Start of Reading text
The touch modality is present in 52.9% of the publications, and is always handled autonomously by the robot. In most cases, this modality is employed through the use of tablets, which are often external to the robot (Apple or Android based tablets, Microsoft Surface, Wacom tablets, etc.). For example, in Vogt et al. (2019) a Microsoft Surface tablet is used as the main support for a language learning activity with children, in Kim et al. (2019) children practice handwriting on a Wacom tablet, in Kraus et al. (2022) an Android-based tablet is used to give tasks to a home assistant robot. The touch modality is also characterized by the use of force sensors, mainly by robotic arms performing grasping tasks (Gallenberger et al., 2019; Shaikewitz et al., 2023), or the use of buttons, which are often used as a way to communicate with the robot (Ramnauth et al., 2022; Kayukawa et al., 2023), or as emergency stop buttons (Odabasi et al., 2022; Dennler et al., 2021).

Finally, 7.1% of the publications used other sensing modalities. Among them, inertial sensing (Zhao and McEwen, 2022; Mizumaru et al., 2019) and heart rate/ECG sensing (Kothig et al., 2021; Farrall et al., 2023) are the most common. In Zhao and McEwen (2022), the robot possesses an inertial measurement unit (IMU) which allows detecting the child’s manipulation of the robot and triggering specific robot behaviours. In Mizumaru et al. (2019), the robot collects IMU data to perform Simultaneous Localization And Mapping (SLAM) and navigate in its environment. In Kothig et al. (2021), the heart rate of the participant is measured to adapt in real-time the difficulty of cardiovascular exercises. In Farrall et al. (2023), the heart rate of the participant is measured and is replicated on a shape-changing pneumatic sphere used for relaxation and anxiety reduction.
End of Reading text
Start of Data for analysis
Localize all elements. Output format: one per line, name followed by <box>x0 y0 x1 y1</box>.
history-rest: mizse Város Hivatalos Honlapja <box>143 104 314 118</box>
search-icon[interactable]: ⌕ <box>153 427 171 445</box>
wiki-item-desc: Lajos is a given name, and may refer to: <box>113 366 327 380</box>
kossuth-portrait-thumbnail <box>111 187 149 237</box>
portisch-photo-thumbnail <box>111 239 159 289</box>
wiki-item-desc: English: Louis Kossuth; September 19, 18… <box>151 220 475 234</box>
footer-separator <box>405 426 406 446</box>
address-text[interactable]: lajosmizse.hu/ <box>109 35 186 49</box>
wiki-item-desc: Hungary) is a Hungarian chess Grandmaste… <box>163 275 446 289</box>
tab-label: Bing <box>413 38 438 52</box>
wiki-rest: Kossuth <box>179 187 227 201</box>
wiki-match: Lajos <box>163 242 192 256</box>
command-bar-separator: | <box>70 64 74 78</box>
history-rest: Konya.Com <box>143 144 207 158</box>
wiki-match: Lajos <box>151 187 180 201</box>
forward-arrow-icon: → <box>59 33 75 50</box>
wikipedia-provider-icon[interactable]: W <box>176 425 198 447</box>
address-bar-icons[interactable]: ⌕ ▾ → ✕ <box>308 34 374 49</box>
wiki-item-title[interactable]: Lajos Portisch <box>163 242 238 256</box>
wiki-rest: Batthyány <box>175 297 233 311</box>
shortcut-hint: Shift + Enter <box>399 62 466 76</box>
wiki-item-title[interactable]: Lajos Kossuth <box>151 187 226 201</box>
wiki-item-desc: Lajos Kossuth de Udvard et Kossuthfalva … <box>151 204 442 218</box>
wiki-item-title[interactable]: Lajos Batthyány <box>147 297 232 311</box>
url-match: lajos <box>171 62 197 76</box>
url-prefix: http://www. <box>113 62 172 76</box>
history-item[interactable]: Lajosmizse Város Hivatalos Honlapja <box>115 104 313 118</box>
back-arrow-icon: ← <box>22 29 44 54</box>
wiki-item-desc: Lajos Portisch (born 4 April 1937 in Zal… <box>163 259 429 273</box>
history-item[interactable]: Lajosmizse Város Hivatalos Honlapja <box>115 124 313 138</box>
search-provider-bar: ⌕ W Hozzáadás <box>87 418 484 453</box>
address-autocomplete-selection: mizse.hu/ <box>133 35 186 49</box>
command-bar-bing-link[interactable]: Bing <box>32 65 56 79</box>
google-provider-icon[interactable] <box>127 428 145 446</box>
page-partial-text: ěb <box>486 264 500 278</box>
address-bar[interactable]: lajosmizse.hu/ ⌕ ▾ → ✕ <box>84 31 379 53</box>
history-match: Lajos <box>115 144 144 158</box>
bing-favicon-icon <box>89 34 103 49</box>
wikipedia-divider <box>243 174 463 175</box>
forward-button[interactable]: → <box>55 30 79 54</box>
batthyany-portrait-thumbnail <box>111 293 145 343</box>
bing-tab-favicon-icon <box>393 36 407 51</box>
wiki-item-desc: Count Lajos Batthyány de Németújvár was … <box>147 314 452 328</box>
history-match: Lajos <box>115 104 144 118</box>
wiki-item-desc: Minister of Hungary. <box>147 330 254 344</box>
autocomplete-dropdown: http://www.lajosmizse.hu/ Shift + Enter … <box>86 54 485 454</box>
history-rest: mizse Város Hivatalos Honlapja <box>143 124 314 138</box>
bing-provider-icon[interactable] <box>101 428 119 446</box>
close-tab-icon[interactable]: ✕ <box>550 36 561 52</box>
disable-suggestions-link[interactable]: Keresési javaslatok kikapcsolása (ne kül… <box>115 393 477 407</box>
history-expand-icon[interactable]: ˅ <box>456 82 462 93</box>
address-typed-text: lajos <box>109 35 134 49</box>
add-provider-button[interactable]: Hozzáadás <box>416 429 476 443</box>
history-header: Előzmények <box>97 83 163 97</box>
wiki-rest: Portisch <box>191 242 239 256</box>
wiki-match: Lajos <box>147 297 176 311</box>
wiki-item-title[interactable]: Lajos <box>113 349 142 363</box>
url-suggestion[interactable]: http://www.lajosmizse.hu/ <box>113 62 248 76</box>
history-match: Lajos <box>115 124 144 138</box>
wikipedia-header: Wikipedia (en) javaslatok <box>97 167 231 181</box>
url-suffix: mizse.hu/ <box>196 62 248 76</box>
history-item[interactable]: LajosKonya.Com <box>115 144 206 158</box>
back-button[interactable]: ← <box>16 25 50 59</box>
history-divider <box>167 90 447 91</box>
End of Data for analysis
According to the text on robot sensing modalities, where is the participant's heart rate replicated in Farrall et al. (2023)?

On a shape-changing pneumatic sphere used for relaxation and anxiety reduction.